Records from a collection of figures

####################

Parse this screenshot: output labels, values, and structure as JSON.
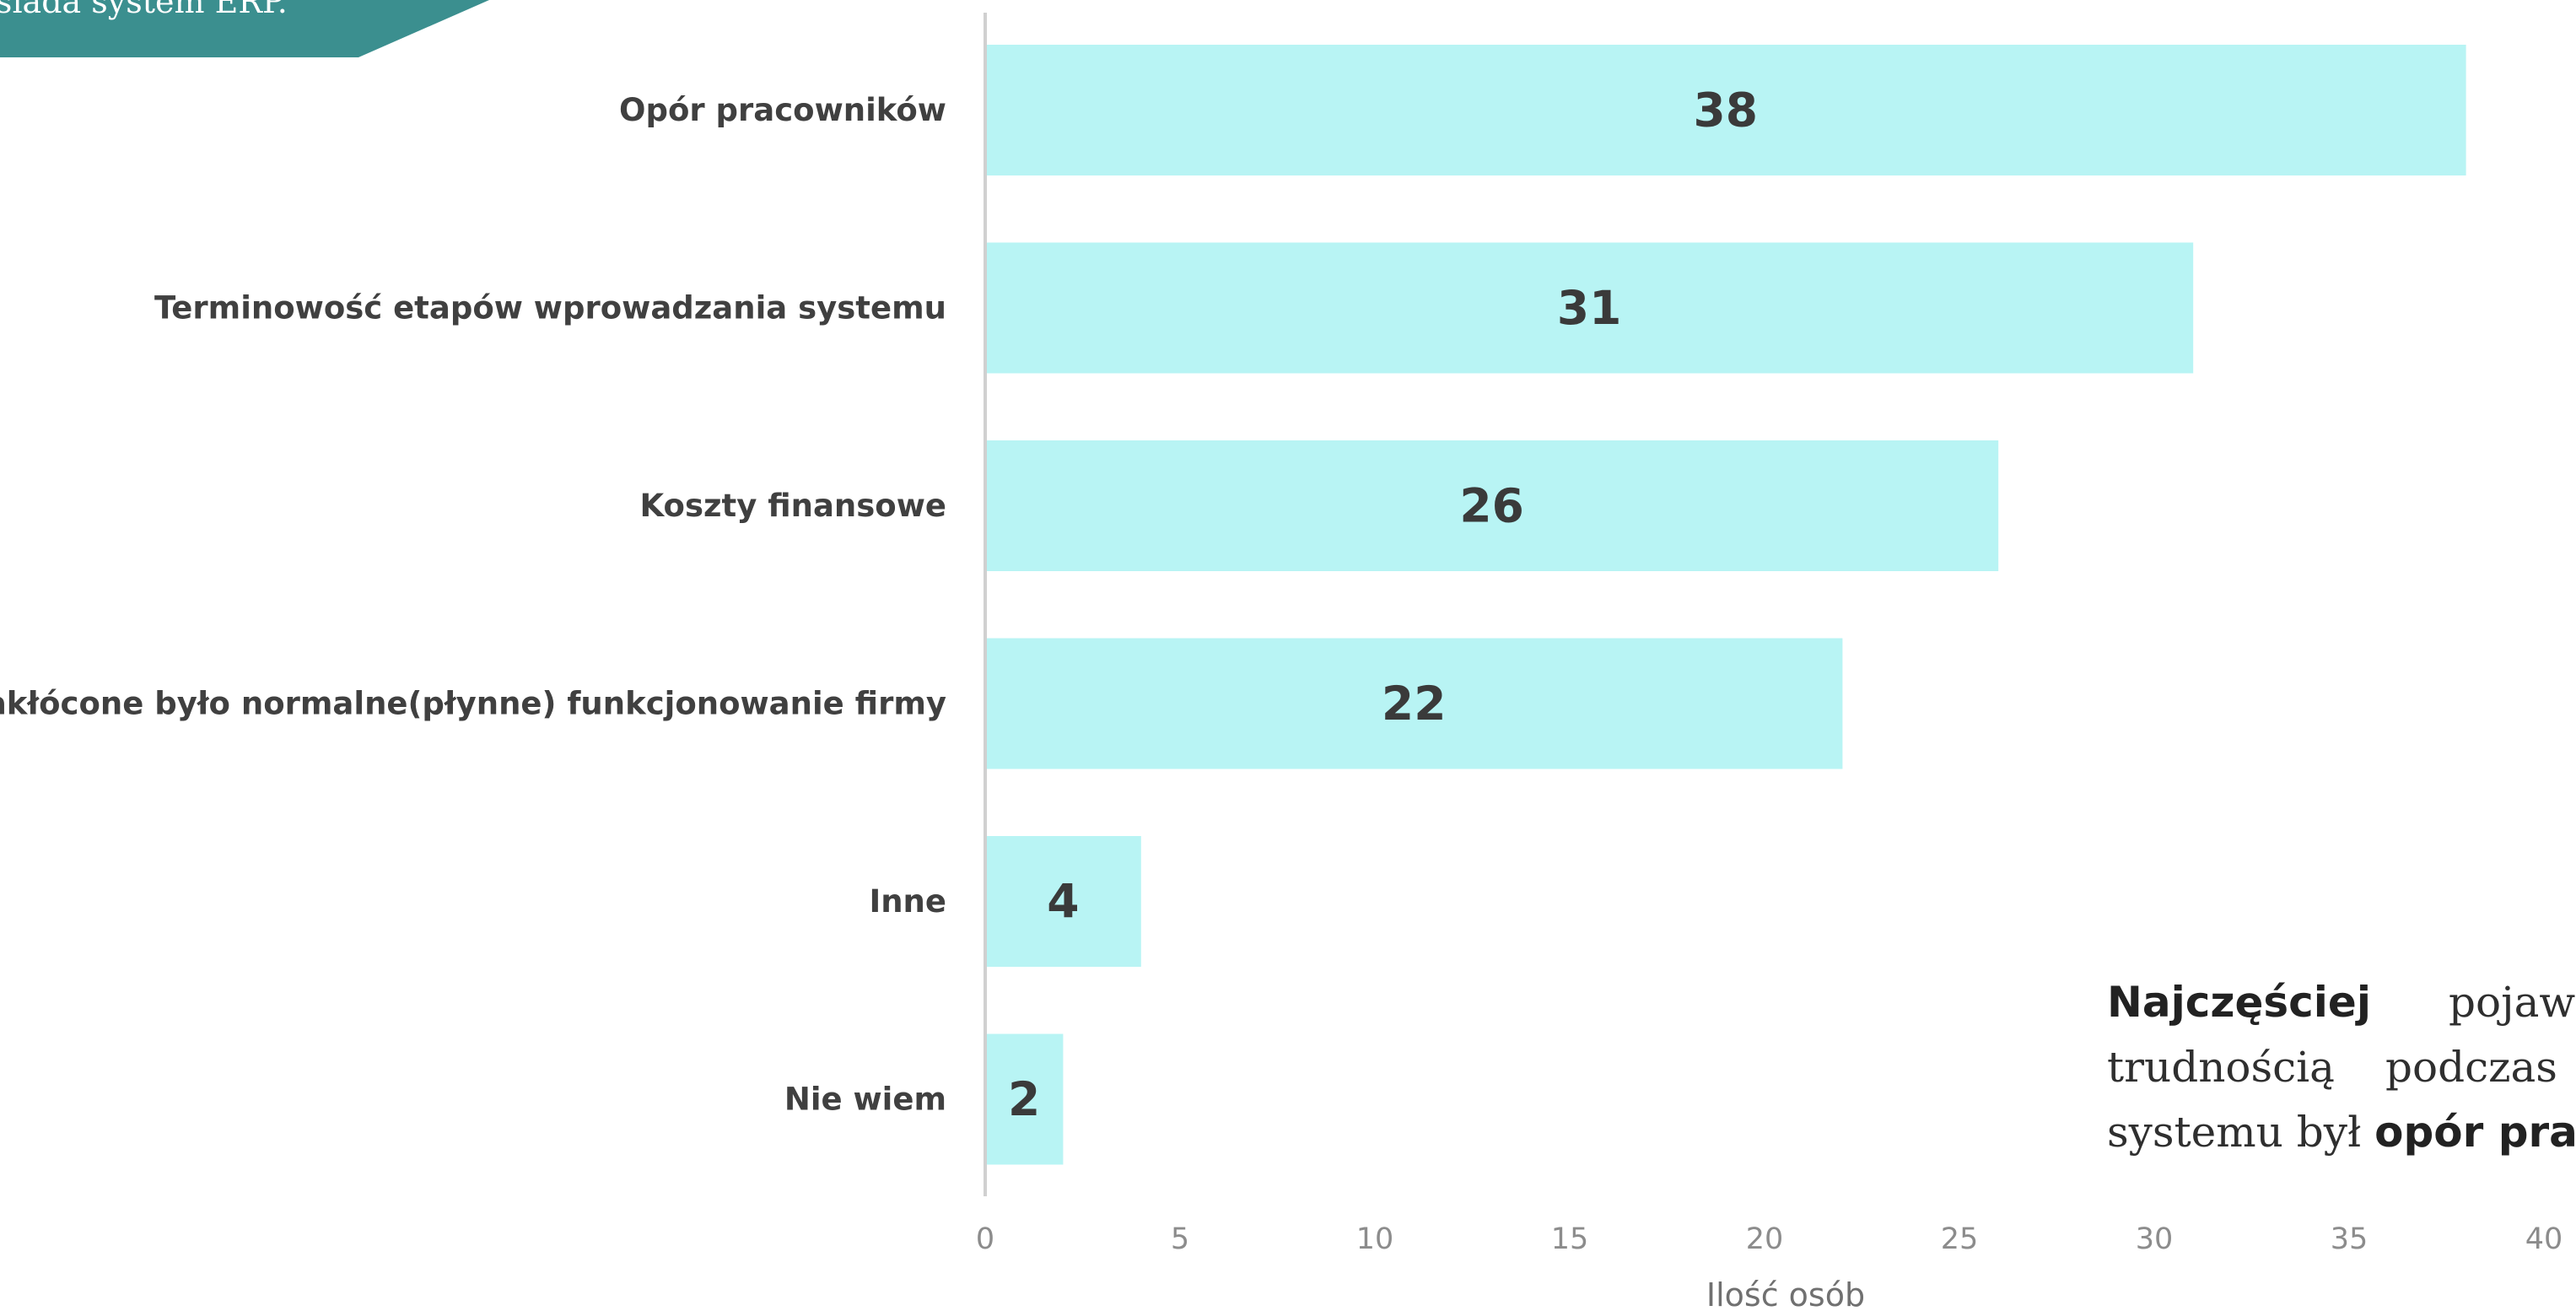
{
  "banner": {
    "text": "osiada system ERP.",
    "color": "#3b8f8f"
  },
  "summary": {
    "line1_bold": "Najczęściej",
    "line1_rest": "pojaw",
    "line2_a": "trudnością",
    "line2_b": "podczas",
    "line3_a": "systemu był",
    "line3_bold": "opór pra"
  },
  "chart_data": {
    "type": "bar",
    "orientation": "horizontal",
    "categories": [
      "Opór pracowników",
      "Terminowość etapów wprowadzania systemu",
      "Koszty finansowe",
      "Zakłócone było normalne(płynne) funkcjonowanie firmy",
      "Inne",
      "Nie wiem"
    ],
    "values": [
      38,
      31,
      26,
      22,
      4,
      2
    ],
    "data_labels": [
      "38",
      "31",
      "26",
      "22",
      "4",
      "2"
    ],
    "xlabel": "Ilość osób",
    "xlim": [
      0,
      40
    ],
    "xticks": [
      0,
      5,
      10,
      15,
      20,
      25,
      30,
      35,
      40
    ],
    "tick_labels": [
      "0",
      "5",
      "10",
      "15",
      "20",
      "25",
      "30",
      "35",
      "40"
    ],
    "grid": false,
    "bar_color": "#b8f4f4",
    "label_color": "#404040",
    "tick_color": "#8c8c8c",
    "axis_color": "#d0d0d0"
  }
}
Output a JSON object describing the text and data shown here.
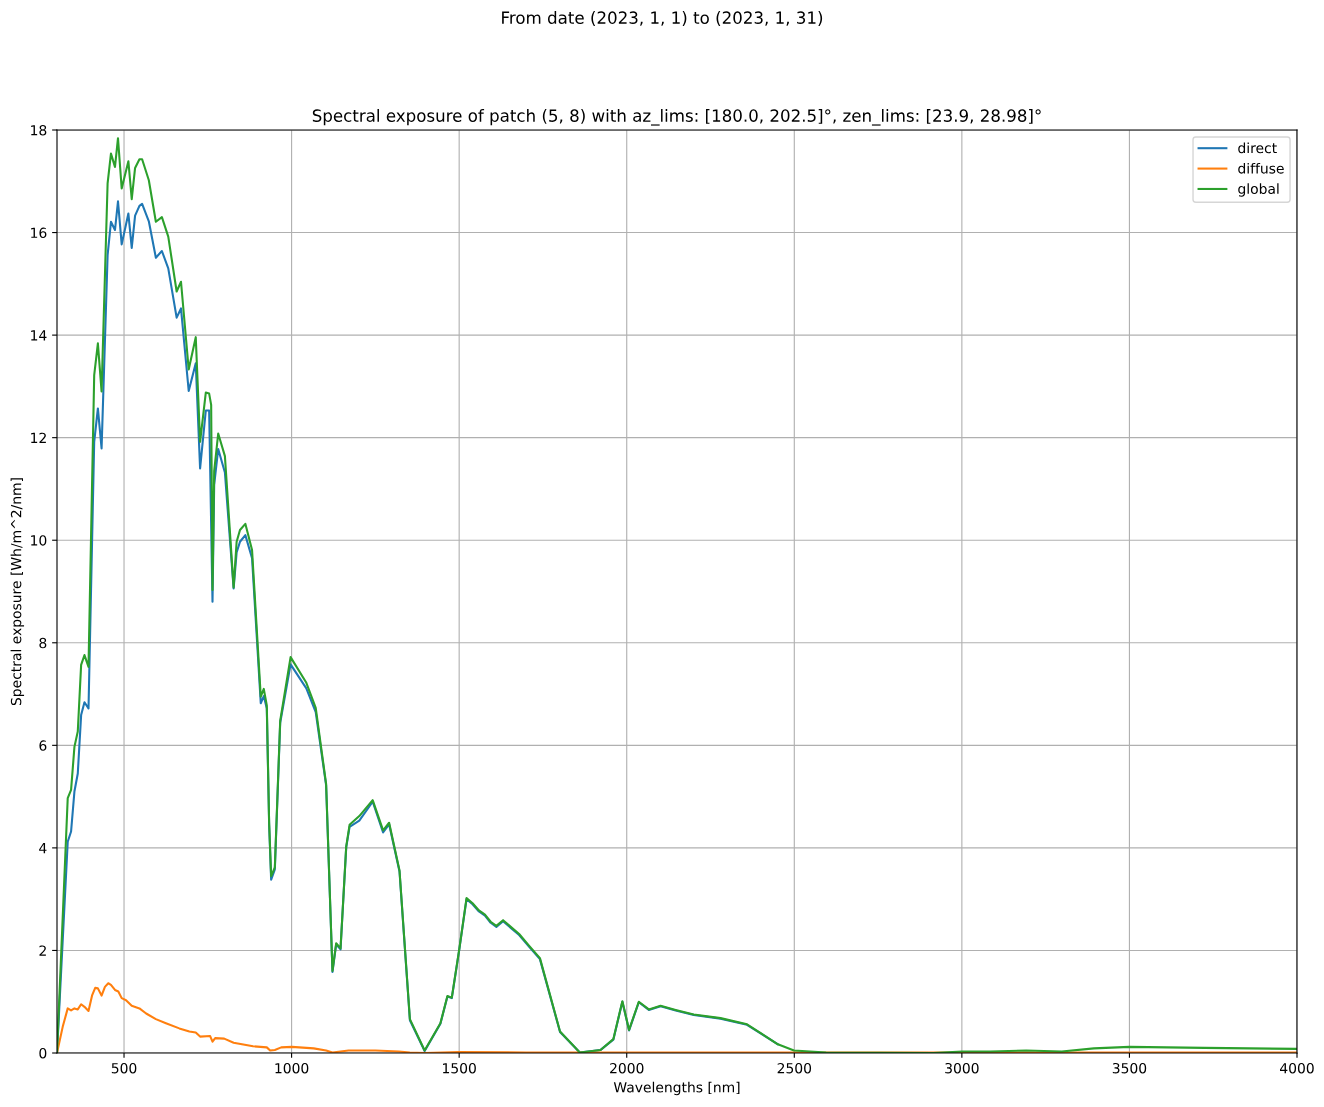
{
  "chart_data": {
    "type": "line",
    "title": "From date (2023, 1, 1) to (2023, 1, 31)",
    "subtitle": "Spectral exposure of patch (5, 8) with az_lims: [180.0, 202.5]°, zen_lims: [23.9, 28.98]°",
    "xlabel": "Wavelengths [nm]",
    "ylabel": "Spectral exposure [Wh/m^2/nm]",
    "xlim": [
      300,
      4000
    ],
    "xticks": [
      500,
      1000,
      1500,
      2000,
      2500,
      3000,
      3500,
      4000
    ],
    "ylim": [
      0,
      18
    ],
    "yticks": [
      0,
      2,
      4,
      6,
      8,
      10,
      12,
      14,
      16,
      18
    ],
    "grid": true,
    "legend": "top right",
    "line_style": "solid",
    "marker": "none",
    "series": [
      {
        "name": "direct",
        "color": "#1f77b4",
        "x": [
          300,
          332,
          342,
          352,
          362,
          372,
          382,
          394,
          411,
          422,
          433,
          451,
          461,
          473,
          482,
          493,
          513,
          523,
          533,
          546,
          554,
          574,
          595,
          613,
          632,
          657,
          670,
          693,
          714,
          727,
          744,
          754,
          764,
          769,
          781,
          801,
          827,
          836,
          846,
          862,
          882,
          908,
          917,
          926,
          933,
          939,
          950,
          966,
          997,
          1044,
          1072,
          1103,
          1122,
          1133,
          1146,
          1163,
          1173,
          1202,
          1242,
          1273,
          1291,
          1322,
          1353,
          1397,
          1444,
          1465,
          1478,
          1500,
          1522,
          1540,
          1559,
          1577,
          1594,
          1611,
          1631,
          1654,
          1679,
          1709,
          1741,
          1801,
          1860,
          1922,
          1960,
          1987,
          2007,
          2036,
          2066,
          2101,
          2146,
          2200,
          2280,
          2359,
          2451
        ],
        "values": [
          0,
          4.12,
          4.32,
          5.1,
          5.45,
          6.59,
          6.84,
          6.72,
          11.92,
          12.57,
          11.79,
          15.56,
          16.21,
          16.05,
          16.61,
          15.77,
          16.37,
          15.7,
          16.33,
          16.52,
          16.56,
          16.22,
          15.51,
          15.64,
          15.3,
          14.34,
          14.52,
          12.91,
          13.45,
          11.4,
          12.53,
          12.53,
          8.8,
          11.08,
          11.78,
          11.32,
          9.06,
          9.76,
          9.97,
          10.1,
          9.65,
          6.82,
          6.96,
          6.72,
          4.45,
          3.38,
          3.58,
          6.44,
          7.58,
          7.11,
          6.65,
          5.22,
          1.58,
          2.12,
          2.02,
          4.01,
          4.41,
          4.53,
          4.9,
          4.3,
          4.46,
          3.54,
          0.64,
          0.04,
          0.57,
          1.1,
          1.07,
          2.0,
          3.0,
          2.9,
          2.76,
          2.68,
          2.54,
          2.46,
          2.57,
          2.44,
          2.3,
          2.07,
          1.83,
          0.41,
          0.01,
          0.06,
          0.26,
          1.0,
          0.44,
          0.99,
          0.84,
          0.91,
          0.83,
          0.74,
          0.67,
          0.55,
          0.17
        ]
      },
      {
        "name": "diffuse",
        "color": "#ff7f0e",
        "x": [
          300,
          317,
          332,
          342,
          352,
          362,
          372,
          382,
          394,
          405,
          414,
          422,
          433,
          443,
          453,
          461,
          473,
          483,
          493,
          506,
          523,
          546,
          566,
          595,
          625,
          665,
          695,
          714,
          727,
          757,
          764,
          772,
          799,
          827,
          885,
          926,
          936,
          950,
          969,
          1001,
          1066,
          1103,
          1122,
          1146,
          1170,
          1250,
          1320,
          1353,
          1397,
          1500,
          1700,
          2200,
          4000
        ],
        "values": [
          0,
          0.51,
          0.87,
          0.83,
          0.87,
          0.85,
          0.95,
          0.9,
          0.82,
          1.13,
          1.27,
          1.26,
          1.12,
          1.29,
          1.36,
          1.33,
          1.23,
          1.2,
          1.07,
          1.03,
          0.92,
          0.87,
          0.77,
          0.66,
          0.58,
          0.48,
          0.42,
          0.4,
          0.32,
          0.33,
          0.22,
          0.29,
          0.28,
          0.2,
          0.13,
          0.11,
          0.05,
          0.06,
          0.11,
          0.12,
          0.09,
          0.05,
          0.01,
          0.03,
          0.05,
          0.05,
          0.03,
          0.01,
          0,
          0.02,
          0.01,
          0.01,
          0.01
        ]
      },
      {
        "name": "global",
        "color": "#2ca02c",
        "x": [
          300,
          332,
          342,
          352,
          362,
          372,
          382,
          394,
          411,
          422,
          433,
          451,
          461,
          473,
          482,
          493,
          513,
          523,
          533,
          546,
          554,
          574,
          595,
          613,
          632,
          657,
          670,
          693,
          714,
          727,
          744,
          754,
          760,
          764,
          769,
          781,
          801,
          827,
          836,
          846,
          862,
          882,
          908,
          917,
          926,
          933,
          939,
          950,
          966,
          997,
          1044,
          1072,
          1103,
          1122,
          1133,
          1146,
          1163,
          1173,
          1202,
          1242,
          1273,
          1291,
          1322,
          1353,
          1397,
          1444,
          1465,
          1478,
          1500,
          1522,
          1540,
          1559,
          1577,
          1594,
          1611,
          1631,
          1654,
          1679,
          1709,
          1741,
          1801,
          1860,
          1922,
          1960,
          1987,
          2007,
          2036,
          2066,
          2101,
          2146,
          2200,
          2280,
          2359,
          2451,
          2499,
          2595,
          2915,
          3001,
          3085,
          3192,
          3298,
          3394,
          3500,
          3724,
          4000
        ],
        "values": [
          0,
          4.97,
          5.13,
          5.97,
          6.27,
          7.57,
          7.76,
          7.53,
          13.22,
          13.84,
          12.9,
          16.96,
          17.54,
          17.28,
          17.84,
          16.86,
          17.39,
          16.65,
          17.26,
          17.43,
          17.43,
          17.02,
          16.21,
          16.3,
          15.92,
          14.85,
          15.04,
          13.33,
          13.96,
          11.92,
          12.88,
          12.86,
          12.64,
          9.03,
          11.35,
          12.08,
          11.64,
          9.08,
          9.97,
          10.2,
          10.32,
          9.81,
          6.95,
          7.1,
          6.78,
          4.49,
          3.45,
          3.62,
          6.48,
          7.72,
          7.22,
          6.73,
          5.25,
          1.6,
          2.14,
          2.04,
          4.03,
          4.45,
          4.62,
          4.93,
          4.34,
          4.49,
          3.56,
          0.66,
          0.05,
          0.58,
          1.11,
          1.08,
          2.01,
          3.02,
          2.92,
          2.78,
          2.7,
          2.56,
          2.48,
          2.59,
          2.46,
          2.32,
          2.09,
          1.85,
          0.42,
          0.01,
          0.06,
          0.27,
          1.01,
          0.45,
          1.0,
          0.85,
          0.92,
          0.84,
          0.75,
          0.68,
          0.56,
          0.17,
          0.05,
          0.01,
          0,
          0.03,
          0.03,
          0.05,
          0.03,
          0.09,
          0.12,
          0.1,
          0.08
        ]
      }
    ]
  }
}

####################

Only lines with "systemu" are wanted here; list each of them.

* [RESULT FOR THIS EXERCISE]
    "line3_a": "systemu był",
      "Terminowość etapów wprowadzania systemu",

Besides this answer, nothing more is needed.